_Short problem_
Restate the whole listing exactly.

_Material_
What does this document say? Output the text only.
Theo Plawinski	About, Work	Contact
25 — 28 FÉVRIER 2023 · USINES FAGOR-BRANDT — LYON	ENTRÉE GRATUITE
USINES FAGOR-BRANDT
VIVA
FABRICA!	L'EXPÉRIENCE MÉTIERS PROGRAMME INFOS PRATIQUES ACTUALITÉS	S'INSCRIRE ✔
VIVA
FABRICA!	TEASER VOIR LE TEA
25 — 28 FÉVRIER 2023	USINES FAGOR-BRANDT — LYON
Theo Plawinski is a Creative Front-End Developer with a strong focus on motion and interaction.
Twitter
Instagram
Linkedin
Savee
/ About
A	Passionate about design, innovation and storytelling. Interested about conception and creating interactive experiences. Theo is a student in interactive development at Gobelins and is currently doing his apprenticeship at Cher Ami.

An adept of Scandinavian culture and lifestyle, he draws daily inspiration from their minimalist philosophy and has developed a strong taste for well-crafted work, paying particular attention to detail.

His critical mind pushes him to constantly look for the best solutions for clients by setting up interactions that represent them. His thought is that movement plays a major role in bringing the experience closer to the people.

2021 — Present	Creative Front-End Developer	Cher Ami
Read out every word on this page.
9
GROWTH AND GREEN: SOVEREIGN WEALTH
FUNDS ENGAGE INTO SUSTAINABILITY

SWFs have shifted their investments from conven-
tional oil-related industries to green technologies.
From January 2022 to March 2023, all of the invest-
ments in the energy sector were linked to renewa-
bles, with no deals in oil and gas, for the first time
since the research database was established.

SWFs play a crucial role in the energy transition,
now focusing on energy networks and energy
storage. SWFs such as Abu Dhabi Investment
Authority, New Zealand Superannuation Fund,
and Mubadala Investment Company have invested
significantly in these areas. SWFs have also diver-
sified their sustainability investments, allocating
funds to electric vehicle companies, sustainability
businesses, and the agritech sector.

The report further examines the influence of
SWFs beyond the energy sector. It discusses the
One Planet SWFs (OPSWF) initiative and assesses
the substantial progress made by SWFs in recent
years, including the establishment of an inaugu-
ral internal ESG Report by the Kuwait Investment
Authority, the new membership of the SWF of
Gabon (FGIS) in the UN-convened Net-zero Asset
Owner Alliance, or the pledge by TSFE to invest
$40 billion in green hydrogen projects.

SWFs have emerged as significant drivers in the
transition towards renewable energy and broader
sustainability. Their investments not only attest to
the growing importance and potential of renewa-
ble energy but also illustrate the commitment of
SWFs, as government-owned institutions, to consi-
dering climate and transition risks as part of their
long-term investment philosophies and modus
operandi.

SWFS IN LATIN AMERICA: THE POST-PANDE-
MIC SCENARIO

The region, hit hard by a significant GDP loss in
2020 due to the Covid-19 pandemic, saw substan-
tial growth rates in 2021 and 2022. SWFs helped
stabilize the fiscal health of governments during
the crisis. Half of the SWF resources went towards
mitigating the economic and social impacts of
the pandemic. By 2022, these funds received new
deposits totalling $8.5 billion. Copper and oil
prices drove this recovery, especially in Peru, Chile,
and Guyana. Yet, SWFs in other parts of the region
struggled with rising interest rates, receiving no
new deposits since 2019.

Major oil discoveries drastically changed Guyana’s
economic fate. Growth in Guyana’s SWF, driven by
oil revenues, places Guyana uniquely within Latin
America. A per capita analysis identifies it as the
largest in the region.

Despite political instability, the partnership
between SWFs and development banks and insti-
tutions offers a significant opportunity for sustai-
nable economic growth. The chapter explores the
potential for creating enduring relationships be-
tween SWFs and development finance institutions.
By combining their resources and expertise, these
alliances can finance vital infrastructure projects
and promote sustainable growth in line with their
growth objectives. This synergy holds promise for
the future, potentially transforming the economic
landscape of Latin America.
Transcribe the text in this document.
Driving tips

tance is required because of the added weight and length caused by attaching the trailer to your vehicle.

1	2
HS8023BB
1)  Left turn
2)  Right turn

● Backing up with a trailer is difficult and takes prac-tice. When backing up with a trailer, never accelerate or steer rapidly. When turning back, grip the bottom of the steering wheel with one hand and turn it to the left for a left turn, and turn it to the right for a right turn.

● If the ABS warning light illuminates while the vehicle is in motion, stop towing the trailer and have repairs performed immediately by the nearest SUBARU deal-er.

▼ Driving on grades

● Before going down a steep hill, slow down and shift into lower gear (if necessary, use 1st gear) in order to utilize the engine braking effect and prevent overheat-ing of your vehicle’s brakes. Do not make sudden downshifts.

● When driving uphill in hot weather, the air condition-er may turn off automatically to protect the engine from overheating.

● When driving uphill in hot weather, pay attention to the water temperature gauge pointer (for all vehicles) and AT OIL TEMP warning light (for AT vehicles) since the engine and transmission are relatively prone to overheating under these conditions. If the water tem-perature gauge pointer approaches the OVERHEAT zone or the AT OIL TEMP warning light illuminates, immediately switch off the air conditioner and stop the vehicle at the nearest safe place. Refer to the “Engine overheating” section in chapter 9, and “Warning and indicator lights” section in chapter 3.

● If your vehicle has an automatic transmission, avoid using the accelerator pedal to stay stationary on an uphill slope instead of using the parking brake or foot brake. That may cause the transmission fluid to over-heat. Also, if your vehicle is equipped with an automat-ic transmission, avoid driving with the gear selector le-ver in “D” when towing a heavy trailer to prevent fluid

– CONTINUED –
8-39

_Solved problem_
What does this document say? Output the text only.
Theo Plawinski	About, Work	Contact
25 — 28 FÉVRIER 2023 · USINES FAGOR-BRANDT — LYON	ENTRÉE GRATUITE
USINES FAGOR-BRANDT
VIVA
FABRICA!	L'EXPÉRIENCE MÉTIERS PROGRAMME INFOS PRATIQUES ACTUALITÉS	S'INSCRIRE ✔
VIVA
FABRICA!	TEASER VOIR LE TEA
25 — 28 FÉVRIER 2023	USINES FAGOR-BRANDT — LYON
Theo Plawinski is a Creative Front-End Developer with a strong focus on motion and interaction.
Twitter
Instagram
Linkedin
Savee
/ About
A	Passionate about design, innovation and storytelling. Interested about conception and creating interactive experiences. Theo is a student in interactive development at Gobelins and is currently doing his apprenticeship at Cher Ami.

An adept of Scandinavian culture and lifestyle, he draws daily inspiration from their minimalist philosophy and has developed a strong taste for well-crafted work, paying particular attention to detail.

His critical mind pushes him to constantly look for the best solutions for clients by setting up interactions that represent them. His thought is that movement plays a major role in bringing the experience closer to the people.

2021 — Present	Creative Front-End Developer	Cher Ami
Read out every word on this page.
9
GROWTH AND GREEN: SOVEREIGN WEALTH
FUNDS ENGAGE INTO SUSTAINABILITY

SWFs have shifted their investments from conven-
tional oil-related industries to green technologies.
From January 2022 to March 2023, all of the invest-
ments in the energy sector were linked to renewa-
bles, with no deals in oil and gas, for the first time
since the research database was established.

SWFs play a crucial role in the energy transition,
now focusing on energy networks and energy
storage. SWFs such as Abu Dhabi Investment
Authority, New Zealand Superannuation Fund,
and Mubadala Investment Company have invested
significantly in these areas. SWFs have also diver-
sified their sustainability investments, allocating
funds to electric vehicle companies, sustainability
businesses, and the agritech sector.

The report further examines the influence of
SWFs beyond the energy sector. It discusses the
One Planet SWFs (OPSWF) initiative and assesses
the substantial progress made by SWFs in recent
years, including the establishment of an inaugu-
ral internal ESG Report by the Kuwait Investment
Authority, the new membership of the SWF of
Gabon (FGIS) in the UN-convened Net-zero Asset
Owner Alliance, or the pledge by TSFE to invest
$40 billion in green hydrogen projects.

SWFs have emerged as significant drivers in the
transition towards renewable energy and broader
sustainability. Their investments not only attest to
the growing importance and potential of renewa-
ble energy but also illustrate the commitment of
SWFs, as government-owned institutions, to consi-
dering climate and transition risks as part of their
long-term investment philosophies and modus
operandi.

SWFS IN LATIN AMERICA: THE POST-PANDE-
MIC SCENARIO

The region, hit hard by a significant GDP loss in
2020 due to the Covid-19 pandemic, saw substan-
tial growth rates in 2021 and 2022. SWFs helped
stabilize the fiscal health of governments during
the crisis. Half of the SWF resources went towards
mitigating the economic and social impacts of
the pandemic. By 2022, these funds received new
deposits totalling $8.5 billion. Copper and oil
prices drove this recovery, especially in Peru, Chile,
and Guyana. Yet, SWFs in other parts of the region
struggled with rising interest rates, receiving no
new deposits since 2019.

Major oil discoveries drastically changed Guyana’s
economic fate. Growth in Guyana’s SWF, driven by
oil revenues, places Guyana uniquely within Latin
America. A per capita analysis identifies it as the
largest in the region.

Despite political instability, the partnership
between SWFs and development banks and insti-
tutions offers a significant opportunity for sustai-
nable economic growth. The chapter explores the
potential for creating enduring relationships be-
tween SWFs and development finance institutions.
By combining their resources and expertise, these
alliances can finance vital infrastructure projects
and promote sustainable growth in line with their
growth objectives. This synergy holds promise for
the future, potentially transforming the economic
landscape of Latin America.
Transcribe the text in this document.
Driving tips

tance is required because of the added weight and length caused by attaching the trailer to your vehicle.

1	2
HS8023BB
1)  Left turn
2)  Right turn

● Backing up with a trailer is difficult and takes prac-tice. When backing up with a trailer, never accelerate or steer rapidly. When turning back, grip the bottom of the steering wheel with one hand and turn it to the left for a left turn, and turn it to the right for a right turn.

● If the ABS warning light illuminates while the vehicle is in motion, stop towing the trailer and have repairs performed immediately by the nearest SUBARU deal-er.

▼ Driving on grades

● Before going down a steep hill, slow down and shift into lower gear (if necessary, use 1st gear) in order to utilize the engine braking effect and prevent overheat-ing of your vehicle’s brakes. Do not make sudden downshifts.

● When driving uphill in hot weather, the air condition-er may turn off automatically to protect the engine from overheating.

● When driving uphill in hot weather, pay attention to the water temperature gauge pointer (for all vehicles) and AT OIL TEMP warning light (for AT vehicles) since the engine and transmission are relatively prone to overheating under these conditions. If the water tem-perature gauge pointer approaches the OVERHEAT zone or the AT OIL TEMP warning light illuminates, immediately switch off the air conditioner and stop the vehicle at the nearest safe place. Refer to the “Engine overheating” section in chapter 9, and “Warning and indicator lights” section in chapter 3.

● If your vehicle has an automatic transmission, avoid using the accelerator pedal to stay stationary on an uphill slope instead of using the parking brake or foot brake. That may cause the transmission fluid to over-heat. Also, if your vehicle is equipped with an automat-ic transmission, avoid driving with the gear selector le-ver in “D” when towing a heavy trailer to prevent fluid

– CONTINUED –
8-39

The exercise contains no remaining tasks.